What you will do
Each line of the material should be output exactly as shown.

Input
● ● ● ● ● ● ●

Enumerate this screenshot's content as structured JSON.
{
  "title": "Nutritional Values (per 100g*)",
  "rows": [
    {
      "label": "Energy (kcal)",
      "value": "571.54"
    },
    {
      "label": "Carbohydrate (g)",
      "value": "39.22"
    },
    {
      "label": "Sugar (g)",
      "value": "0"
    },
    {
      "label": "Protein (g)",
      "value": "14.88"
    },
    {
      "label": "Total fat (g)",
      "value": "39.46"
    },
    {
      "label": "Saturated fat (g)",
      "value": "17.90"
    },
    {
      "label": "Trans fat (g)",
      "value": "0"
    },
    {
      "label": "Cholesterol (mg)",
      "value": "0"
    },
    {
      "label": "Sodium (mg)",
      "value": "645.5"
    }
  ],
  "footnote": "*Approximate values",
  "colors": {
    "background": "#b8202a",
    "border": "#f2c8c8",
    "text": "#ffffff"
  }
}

● ● ● ● ● ● ●

Solution to this problem
Enumerate this screenshot's content as structured JSON.
{
  "title": "Nutritional Values (per 100g*)",
  "rows": [
    {
      "label": "Energy (kcal)",
      "value": "571.54"
    },
    {
      "label": "Carbohydrate (g)",
      "value": "39.22"
    },
    {
      "label": "Sugar (g)",
      "value": "0"
    },
    {
      "label": "Protein (g)",
      "value": "14.88"
    },
    {
      "label": "Total fat (g)",
      "value": "39.46"
    },
    {
      "label": "Saturated fat (g)",
      "value": "17.90"
    },
    {
      "label": "Trans fat (g)",
      "value": "0"
    },
    {
      "label": "Cholesterol (mg)",
      "value": "0"
    },
    {
      "label": "Sodium (mg)",
      "value": "645.5"
    }
  ],
  "footnote": "*Approximate values",
  "colors": {
    "background": "#b8202a",
    "border": "#f2c8c8",
    "text": "#ffffff"
  }
}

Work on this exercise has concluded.